Copy each line that has the string "this" somewhere in it.

— begin Input material —

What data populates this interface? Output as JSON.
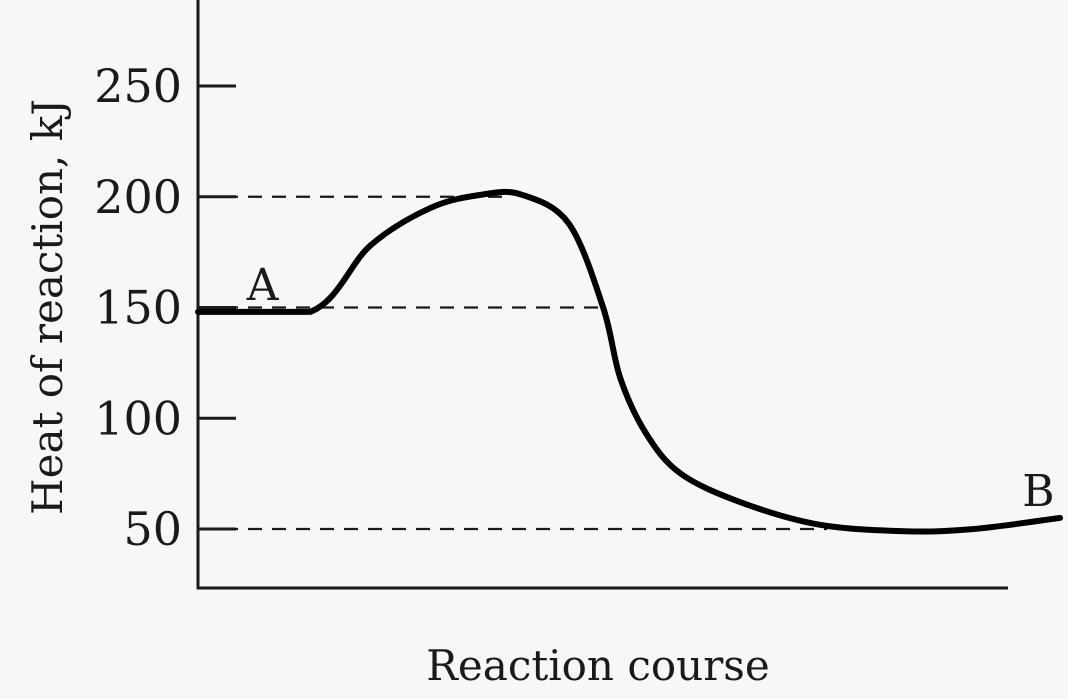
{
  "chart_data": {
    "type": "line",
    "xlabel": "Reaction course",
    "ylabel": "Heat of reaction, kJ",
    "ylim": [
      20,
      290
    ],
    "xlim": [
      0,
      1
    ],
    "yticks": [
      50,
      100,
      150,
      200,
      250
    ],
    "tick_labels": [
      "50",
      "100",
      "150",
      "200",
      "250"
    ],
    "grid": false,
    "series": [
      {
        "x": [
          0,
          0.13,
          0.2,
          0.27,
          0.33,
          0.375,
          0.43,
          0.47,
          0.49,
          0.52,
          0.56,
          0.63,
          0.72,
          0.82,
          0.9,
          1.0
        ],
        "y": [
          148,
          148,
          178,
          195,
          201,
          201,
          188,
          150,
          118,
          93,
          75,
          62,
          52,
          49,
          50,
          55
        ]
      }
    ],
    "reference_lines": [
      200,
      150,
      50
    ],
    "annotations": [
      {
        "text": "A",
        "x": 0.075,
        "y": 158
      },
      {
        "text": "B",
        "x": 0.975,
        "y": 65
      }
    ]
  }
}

— end Input material —
— begin Input material —

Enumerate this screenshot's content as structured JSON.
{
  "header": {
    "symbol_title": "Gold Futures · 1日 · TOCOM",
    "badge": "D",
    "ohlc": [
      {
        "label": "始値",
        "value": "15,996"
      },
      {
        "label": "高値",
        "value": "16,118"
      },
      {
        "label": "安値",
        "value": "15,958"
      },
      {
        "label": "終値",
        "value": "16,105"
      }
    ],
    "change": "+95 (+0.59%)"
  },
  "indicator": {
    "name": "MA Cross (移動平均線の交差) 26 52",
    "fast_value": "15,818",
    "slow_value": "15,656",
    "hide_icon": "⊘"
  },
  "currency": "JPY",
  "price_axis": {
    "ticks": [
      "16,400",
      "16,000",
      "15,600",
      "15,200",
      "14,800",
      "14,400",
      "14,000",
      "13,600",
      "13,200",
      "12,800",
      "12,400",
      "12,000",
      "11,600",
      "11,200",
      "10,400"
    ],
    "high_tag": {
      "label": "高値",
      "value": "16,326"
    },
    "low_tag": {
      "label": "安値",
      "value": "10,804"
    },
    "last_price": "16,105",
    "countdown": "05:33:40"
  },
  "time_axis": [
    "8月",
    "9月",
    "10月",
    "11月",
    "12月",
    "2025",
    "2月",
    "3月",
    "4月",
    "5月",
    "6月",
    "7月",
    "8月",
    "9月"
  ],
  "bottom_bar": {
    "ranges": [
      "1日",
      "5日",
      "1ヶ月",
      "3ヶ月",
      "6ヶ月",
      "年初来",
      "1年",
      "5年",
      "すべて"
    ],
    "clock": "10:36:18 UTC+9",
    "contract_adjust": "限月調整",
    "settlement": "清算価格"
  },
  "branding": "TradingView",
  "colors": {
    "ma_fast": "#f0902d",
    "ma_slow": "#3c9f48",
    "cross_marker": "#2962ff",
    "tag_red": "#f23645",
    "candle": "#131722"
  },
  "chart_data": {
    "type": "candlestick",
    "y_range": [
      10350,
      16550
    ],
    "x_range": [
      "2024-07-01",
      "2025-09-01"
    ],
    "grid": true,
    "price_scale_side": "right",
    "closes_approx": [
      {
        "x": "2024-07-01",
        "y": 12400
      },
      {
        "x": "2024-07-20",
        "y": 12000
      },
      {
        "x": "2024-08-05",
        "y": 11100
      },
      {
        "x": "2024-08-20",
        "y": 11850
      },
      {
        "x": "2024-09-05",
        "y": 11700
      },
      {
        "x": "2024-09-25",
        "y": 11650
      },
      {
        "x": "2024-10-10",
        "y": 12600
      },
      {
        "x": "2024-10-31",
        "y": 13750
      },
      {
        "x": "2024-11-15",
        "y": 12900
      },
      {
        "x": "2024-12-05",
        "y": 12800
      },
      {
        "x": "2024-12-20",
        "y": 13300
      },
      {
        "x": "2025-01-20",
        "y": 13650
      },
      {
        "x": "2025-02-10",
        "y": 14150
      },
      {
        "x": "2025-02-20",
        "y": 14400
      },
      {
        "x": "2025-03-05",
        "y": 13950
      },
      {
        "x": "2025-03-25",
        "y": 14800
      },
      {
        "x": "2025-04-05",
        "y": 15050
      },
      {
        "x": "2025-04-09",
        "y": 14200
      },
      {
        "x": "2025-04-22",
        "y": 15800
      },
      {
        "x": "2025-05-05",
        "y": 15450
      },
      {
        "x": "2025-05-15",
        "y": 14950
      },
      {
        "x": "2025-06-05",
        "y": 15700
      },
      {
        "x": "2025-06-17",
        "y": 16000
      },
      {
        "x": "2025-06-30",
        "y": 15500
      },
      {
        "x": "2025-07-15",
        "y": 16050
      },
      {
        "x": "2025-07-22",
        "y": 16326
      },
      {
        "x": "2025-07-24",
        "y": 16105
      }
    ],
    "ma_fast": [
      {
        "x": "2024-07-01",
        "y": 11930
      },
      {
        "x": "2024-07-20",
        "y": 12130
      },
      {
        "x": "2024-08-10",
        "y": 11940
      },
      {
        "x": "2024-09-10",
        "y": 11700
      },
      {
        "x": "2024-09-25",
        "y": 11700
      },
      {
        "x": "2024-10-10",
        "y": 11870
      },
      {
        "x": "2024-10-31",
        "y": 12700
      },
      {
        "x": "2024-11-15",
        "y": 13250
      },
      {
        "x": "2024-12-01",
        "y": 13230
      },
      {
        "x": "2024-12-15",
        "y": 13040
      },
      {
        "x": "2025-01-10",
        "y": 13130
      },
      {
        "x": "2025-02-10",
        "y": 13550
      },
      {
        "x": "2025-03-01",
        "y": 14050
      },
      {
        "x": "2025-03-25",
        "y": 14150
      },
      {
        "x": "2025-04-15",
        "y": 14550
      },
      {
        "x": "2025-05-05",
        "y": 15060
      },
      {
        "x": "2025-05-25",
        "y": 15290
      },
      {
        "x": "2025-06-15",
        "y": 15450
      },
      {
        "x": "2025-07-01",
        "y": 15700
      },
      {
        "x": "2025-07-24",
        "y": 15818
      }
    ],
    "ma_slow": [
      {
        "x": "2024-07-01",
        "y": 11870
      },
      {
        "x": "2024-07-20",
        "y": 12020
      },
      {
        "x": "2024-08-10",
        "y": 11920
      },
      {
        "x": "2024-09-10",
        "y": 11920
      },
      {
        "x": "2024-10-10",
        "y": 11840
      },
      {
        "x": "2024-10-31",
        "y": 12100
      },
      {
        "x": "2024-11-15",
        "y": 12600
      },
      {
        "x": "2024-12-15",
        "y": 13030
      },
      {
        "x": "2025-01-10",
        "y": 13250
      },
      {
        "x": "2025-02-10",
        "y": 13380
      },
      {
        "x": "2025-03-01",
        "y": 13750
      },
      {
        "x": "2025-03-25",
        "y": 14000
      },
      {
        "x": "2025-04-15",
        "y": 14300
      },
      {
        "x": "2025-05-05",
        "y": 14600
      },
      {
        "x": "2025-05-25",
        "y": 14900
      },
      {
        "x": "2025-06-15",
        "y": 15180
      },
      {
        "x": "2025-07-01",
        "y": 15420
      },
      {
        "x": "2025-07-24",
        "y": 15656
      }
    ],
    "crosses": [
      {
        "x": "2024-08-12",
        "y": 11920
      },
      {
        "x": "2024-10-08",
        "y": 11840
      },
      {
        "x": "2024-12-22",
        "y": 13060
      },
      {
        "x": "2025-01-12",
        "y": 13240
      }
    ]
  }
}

— end Input material —

— Answer in full —
What data populates this interface? Output as JSON.
Enumerate this screenshot's content as structured JSON.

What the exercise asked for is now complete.